** Start Dataset rows **
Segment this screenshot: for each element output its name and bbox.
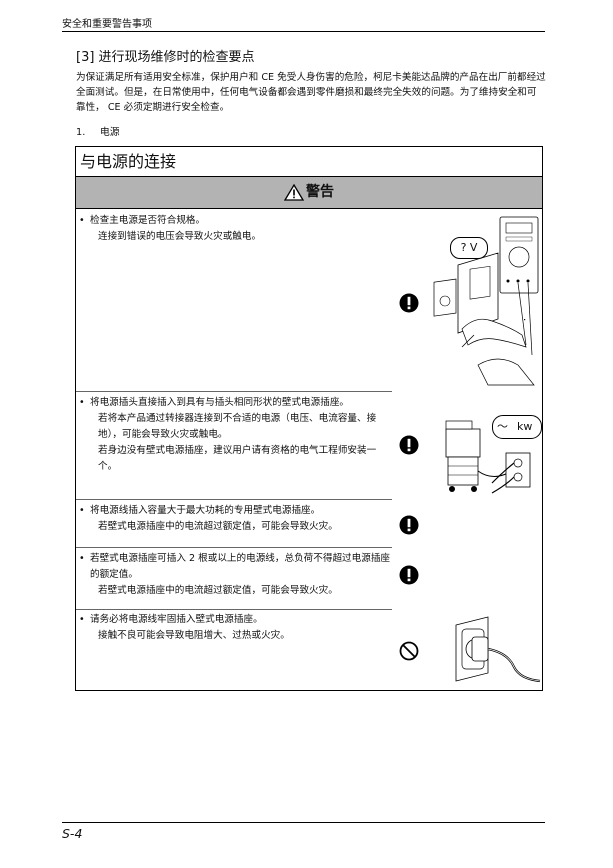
item-note: 连接到错误的电压会导致火灾或触电。 bbox=[98, 231, 262, 242]
bullet: • bbox=[79, 614, 85, 625]
item-lead: 将电源线插入容量大于最大功耗的专用壁式电源插座。 bbox=[90, 505, 321, 516]
warning-label: 警告 bbox=[306, 184, 334, 200]
item-lead: 检查主电源是否符合规格。 bbox=[90, 215, 206, 226]
footer-rule bbox=[62, 822, 545, 823]
item-note: 若壁式电源插座中的电流超过额定值，可能会导致火灾。 bbox=[98, 585, 338, 596]
warning-triangle-icon bbox=[283, 183, 305, 201]
item-lead: 若壁式电源插座可插入 2 根或以上的电源线，总负荷不得超过电源插座的额定值。 bbox=[90, 553, 391, 580]
item-direct-plug: • 将电源插头直接插入到具有与插头相同形状的壁式电源插座。 若将本产品通过转接器… bbox=[76, 395, 392, 475]
item-note: 接触不良可能会导致电阻增大、过热或火灾。 bbox=[98, 630, 290, 641]
item-note: 若壁式电源插座中的电流超过额定值，可能会导致火灾。 bbox=[98, 521, 338, 532]
item-lead: 请务必将电源线牢固插入壁式电源插座。 bbox=[90, 614, 263, 625]
running-header: 安全和重要警告事项 bbox=[62, 19, 152, 30]
page-number: S-4 bbox=[62, 826, 83, 841]
prohibited-icon bbox=[399, 641, 419, 661]
subsection-number: 1. bbox=[76, 127, 86, 138]
item-note: 若将本产品通过转接器连接到不合适的电源（电压、电流容量、接地），可能会导致火灾或… bbox=[98, 413, 377, 440]
item-secure-plug: • 请务必将电源线牢固插入壁式电源插座。 接触不良可能会导致电阻增大、过热或火灾… bbox=[76, 612, 392, 644]
mandatory-action-icon bbox=[399, 565, 419, 585]
bullet: • bbox=[79, 397, 85, 408]
mandatory-action-icon bbox=[399, 293, 419, 313]
mandatory-action-icon bbox=[399, 515, 419, 535]
bullet: • bbox=[79, 505, 85, 516]
item-divider bbox=[76, 391, 392, 392]
mandatory-action-icon bbox=[399, 435, 419, 455]
subsection-label: 电源 bbox=[100, 127, 120, 138]
item-check-voltage: • 检查主电源是否符合规格。 连接到错误的电压会导致火灾或触电。 bbox=[76, 213, 392, 245]
item-divider bbox=[76, 609, 392, 610]
plug-outlet-illustration bbox=[455, 616, 541, 683]
bullet: • bbox=[79, 553, 85, 564]
section-title: [3] 进行现场维修时的检查要点 bbox=[76, 50, 255, 65]
warning-box: 与电源的连接 警告 • 检查主电源是否符合规格。 连接到错误的电压会导致火灾或触… bbox=[75, 146, 543, 691]
copier-outlet-illustration bbox=[445, 420, 531, 494]
item-note: 若身边没有壁式电源插座，建议用户请有资格的电气工程师安装一个。 bbox=[98, 445, 377, 472]
voltage-bubble: ? V bbox=[450, 237, 488, 259]
power-bubble: ～ kw bbox=[492, 415, 542, 439]
bullet: • bbox=[79, 215, 85, 226]
intro-paragraph: 为保证满足所有适用安全标准，保护用户和 CE 免受人身伤害的危险，柯尼卡美能达品… bbox=[76, 72, 546, 113]
item-dedicated-outlet: • 将电源线插入容量大于最大功耗的专用壁式电源插座。 若壁式电源插座中的电流超过… bbox=[76, 503, 392, 535]
item-outlet-load: • 若壁式电源插座可插入 2 根或以上的电源线，总负荷不得超过电源插座的额定值。… bbox=[76, 551, 392, 599]
item-divider bbox=[76, 499, 392, 500]
item-lead: 将电源插头直接插入到具有与插头相同形状的壁式电源插座。 bbox=[90, 397, 350, 408]
item-divider bbox=[76, 547, 392, 548]
power-bubble-text: kw bbox=[517, 420, 533, 433]
multimeter-outlet-illustration bbox=[433, 216, 539, 386]
header-rule bbox=[62, 31, 545, 32]
box-title: 与电源的连接 bbox=[76, 147, 542, 177]
tilde-symbol: ～ bbox=[497, 420, 508, 433]
warning-bar: 警告 bbox=[76, 177, 542, 209]
voltage-bubble-text: ? V bbox=[460, 241, 478, 254]
subsection-heading: 1. 电源 bbox=[76, 124, 120, 138]
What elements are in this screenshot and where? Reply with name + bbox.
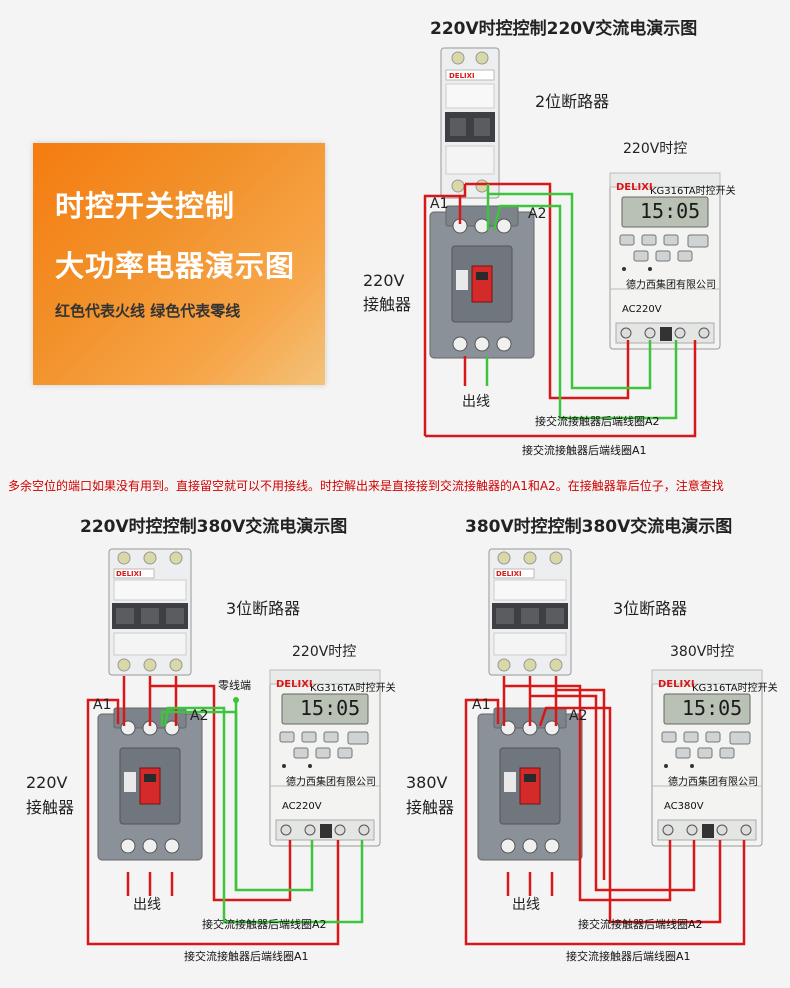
diagram1-contactor-voltage: 220V <box>363 271 405 290</box>
diagram2-neutral-label: 零线端 <box>218 679 251 692</box>
diagram2-timer-label: 220V时控 <box>292 644 357 660</box>
diagram3-breaker-label: 3位断路器 <box>613 599 688 618</box>
title-banner: 时控开关控制 大功率电器演示图 红色代表火线 绿色代表零线 <box>33 143 325 385</box>
diagram1-wiring <box>423 47 721 438</box>
timer1-display: 15:05 <box>640 199 701 223</box>
timer3-power: AC380V <box>664 801 704 812</box>
diagram1-a1-label: A1 <box>430 196 449 212</box>
diagram3-title: 380V时控控制380V交流电演示图 <box>465 517 733 537</box>
diagram3-contactor-voltage: 380V <box>406 773 448 792</box>
timer1-company: 德力西集团有限公司 <box>626 280 716 291</box>
diagram1-timer-label: 220V时控 <box>623 141 688 157</box>
diagram3-a2-label: A2 <box>569 708 588 724</box>
diagram2-a2-label: A2 <box>190 708 209 724</box>
diagram2-breaker <box>108 548 192 676</box>
diagram1-a2-label: A2 <box>528 206 547 222</box>
diagram2-contactor <box>97 707 203 861</box>
timer2-display: 15:05 <box>300 696 361 720</box>
diagram1-breaker <box>440 47 500 199</box>
diagram3-coil-a2-label: 接交流接触器后端线圈A2 <box>578 918 703 931</box>
timer3-brand: DELIXI <box>658 679 695 690</box>
diagram3-contactor <box>477 707 583 861</box>
diagram1-contactor <box>429 205 535 359</box>
diagram2-contactor-label: 接触器 <box>26 798 75 817</box>
diagram2-coil-a2-label: 接交流接触器后端线圈A2 <box>202 918 327 931</box>
timer2-power: AC220V <box>282 801 322 812</box>
banner-title-line2: 大功率电器演示图 <box>55 249 296 283</box>
diagram2-contactor-voltage: 220V <box>26 773 68 792</box>
timer3-company: 德力西集团有限公司 <box>668 777 758 788</box>
diagram2-output-label: 出线 <box>133 897 161 913</box>
timer3-model: KG316TA时控开关 <box>692 683 778 694</box>
diagram1-contactor-label: 接触器 <box>363 295 412 314</box>
diagram1-title: 220V时控控制220V交流电演示图 <box>430 19 698 39</box>
diagram1-output-label: 出线 <box>462 394 490 410</box>
diagram3-output-label: 出线 <box>512 897 540 913</box>
diagram2-a1-label: A1 <box>93 697 112 713</box>
diagram3-a1-label: A1 <box>472 697 491 713</box>
diagram2-coil-a1-label: 接交流接触器后端线圈A1 <box>184 950 309 963</box>
timer1-brand: DELIXI <box>616 182 653 193</box>
timer2-model: KG316TA时控开关 <box>310 683 396 694</box>
timer2-brand: DELIXI <box>276 679 313 690</box>
diagram1-coil-a1-label: 接交流接触器后端线圈A1 <box>522 444 647 457</box>
diagram3-wiring <box>464 548 763 946</box>
timer2-company: 德力西集团有限公司 <box>286 777 376 788</box>
diagram2-title: 220V时控控制380V交流电演示图 <box>80 517 348 537</box>
timer1-power: AC220V <box>622 304 662 315</box>
diagram3-coil-a1-label: 接交流接触器后端线圈A1 <box>566 950 691 963</box>
diagram1-breaker-label: 2位断路器 <box>535 92 610 111</box>
diagram3-timer-label: 380V时控 <box>670 644 735 660</box>
banner-legend: 红色代表火线 绿色代表零线 <box>55 302 241 320</box>
banner-title-line1: 时控开关控制 <box>55 189 236 223</box>
diagram1-coil-a2-label: 接交流接触器后端线圈A2 <box>535 415 660 428</box>
diagram3-breaker <box>488 548 572 676</box>
timer3-display: 15:05 <box>682 696 743 720</box>
timer1-model: KG316TA时控开关 <box>650 186 736 197</box>
diagram2-breaker-label: 3位断路器 <box>226 599 301 618</box>
wiring-notice: 多余空位的端口如果没有用到。直接留空就可以不用接线。时控解出来是直接接到交流接触… <box>8 479 724 493</box>
diagram3-contactor-label: 接触器 <box>406 798 455 817</box>
diagram2-wiring <box>86 548 381 946</box>
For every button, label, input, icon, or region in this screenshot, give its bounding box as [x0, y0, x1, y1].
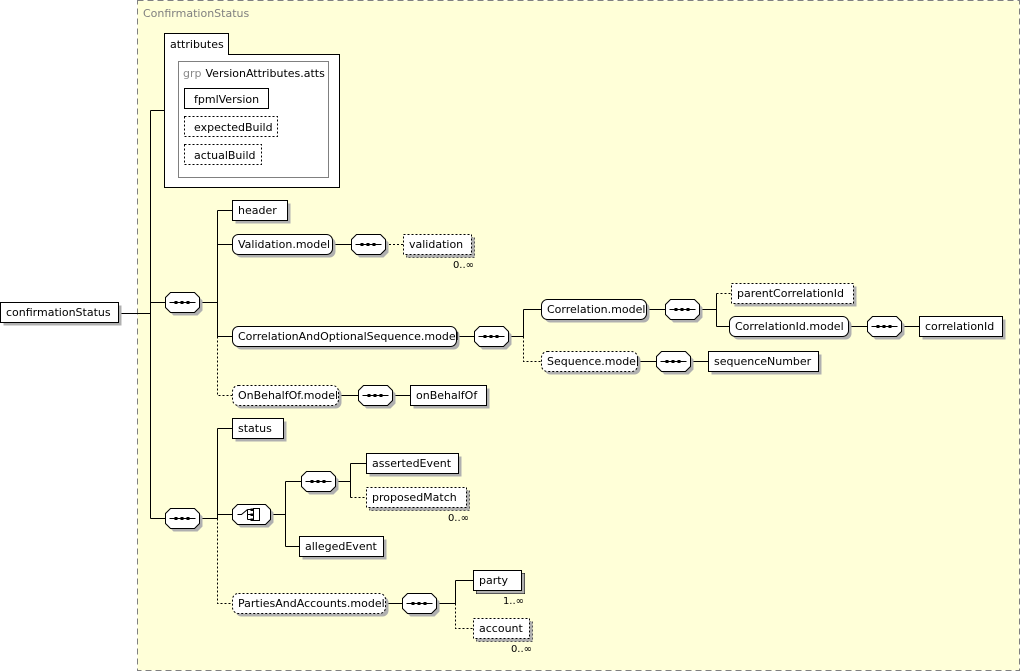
account-element[interactable]: account 0..∞ — [473, 618, 533, 656]
correlation-model-group[interactable]: Correlation.model — [541, 299, 650, 323]
sequence-compositor-asserted[interactable] — [301, 471, 339, 495]
parties-and-accounts-model-group-label: PartiesAndAccounts.model — [238, 597, 385, 610]
validation-element[interactable]: validation 0..∞ — [403, 234, 475, 272]
group-keyword: grp — [183, 67, 202, 80]
correlation-id-model-group[interactable]: CorrelationId.model — [729, 316, 852, 340]
sequence-compositor-on-behalf-of[interactable] — [358, 385, 396, 409]
asserted-event-element[interactable]: assertedEvent — [366, 453, 462, 477]
attribute-fpmlversion[interactable]: fpmlVersion — [184, 88, 269, 109]
sequence-number-element[interactable]: sequenceNumber — [708, 351, 822, 375]
asserted-event-element-label: assertedEvent — [372, 457, 452, 470]
sequence-compositor-validation[interactable] — [351, 234, 389, 258]
alleged-event-element-label: allegedEvent — [305, 540, 378, 553]
correlation-id-element[interactable]: correlationId — [919, 316, 1006, 340]
sequence-compositor-main[interactable] — [165, 292, 203, 316]
proposed-match-element-label: proposedMatch — [372, 491, 457, 504]
attribute-label: expectedBuild — [194, 121, 273, 134]
validation-model-group[interactable]: Validation.model — [232, 234, 336, 258]
correlation-id-element-label: correlationId — [925, 320, 994, 333]
sequence-model-group[interactable]: Sequence.model — [541, 351, 641, 375]
account-element-occurrence: 0..∞ — [511, 644, 532, 655]
header-element-label: header — [238, 204, 277, 217]
root-element-label: confirmationStatus — [6, 306, 111, 319]
parent-correlation-id-element[interactable]: parentCorrelationId — [731, 283, 857, 307]
validation-element-label: validation — [409, 238, 463, 251]
parent-correlation-id-element-label: parentCorrelationId — [737, 287, 844, 300]
attribute-label: fpmlVersion — [194, 93, 259, 106]
attribute-actualbuild[interactable]: actualBuild — [184, 144, 262, 165]
party-element[interactable]: party 1..∞ — [473, 570, 525, 608]
attribute-group-title: grp VersionAttributes.atts — [183, 67, 325, 80]
correlation-and-optional-sequence-group-label: CorrelationAndOptionalSequence.model — [238, 330, 459, 343]
complex-type-name: ConfirmationStatus — [143, 7, 249, 20]
sequence-compositor-correlation[interactable] — [665, 299, 703, 323]
on-behalf-of-element[interactable]: onBehalfOf — [410, 385, 490, 409]
correlation-model-group-label: Correlation.model — [547, 303, 645, 316]
status-element-label: status — [238, 422, 272, 435]
proposed-match-element[interactable]: proposedMatch 0..∞ — [366, 487, 470, 525]
validation-model-group-label: Validation.model — [238, 238, 330, 251]
attributes-tab-label: attributes — [170, 38, 224, 51]
sequence-number-element-label: sequenceNumber — [714, 355, 812, 368]
attributes-panel: attributes grp VersionAttributes.atts fpmlV… — [164, 33, 340, 188]
attribute-expectedbuild[interactable]: expectedBuild — [184, 116, 278, 137]
header-element[interactable]: header — [232, 200, 291, 224]
group-name: VersionAttributes.atts — [206, 67, 326, 80]
parties-and-accounts-model-group[interactable]: PartiesAndAccounts.model — [232, 593, 389, 617]
status-element[interactable]: status — [232, 418, 287, 442]
sequence-model-group-label: Sequence.model — [547, 355, 639, 368]
on-behalf-of-model-group[interactable]: OnBehalfOf.model — [232, 385, 342, 409]
validation-element-occurrence: 0..∞ — [453, 260, 474, 271]
connector-lines — [119, 110, 919, 629]
root-element[interactable]: confirmationStatus — [0, 302, 122, 326]
sequence-compositor-correlation-optional[interactable] — [474, 326, 512, 350]
party-element-occurrence: 1..∞ — [503, 596, 524, 607]
on-behalf-of-model-group-label: OnBehalfOf.model — [238, 389, 338, 402]
sequence-compositor-status[interactable] — [165, 508, 203, 532]
proposed-match-element-occurrence: 0..∞ — [448, 513, 469, 524]
sequence-compositor-sequence[interactable] — [656, 351, 694, 375]
attribute-label: actualBuild — [194, 149, 255, 162]
sequence-compositor-parties[interactable] — [402, 593, 440, 617]
party-element-label: party — [479, 574, 509, 587]
sequence-compositor-correlation-id[interactable] — [867, 316, 905, 340]
on-behalf-of-element-label: onBehalfOf — [416, 389, 478, 402]
alleged-event-element[interactable]: allegedEvent — [299, 536, 387, 560]
correlation-id-model-group-label: CorrelationId.model — [735, 320, 844, 333]
correlation-and-optional-sequence-group[interactable]: CorrelationAndOptionalSequence.model — [232, 326, 460, 350]
choice-compositor[interactable] — [232, 504, 274, 528]
account-element-label: account — [479, 622, 524, 635]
** End Dataset rows **
The problem
How many lines in the items above contain the string "proposed"? Case counts. Give only the number.

Answer to the task
3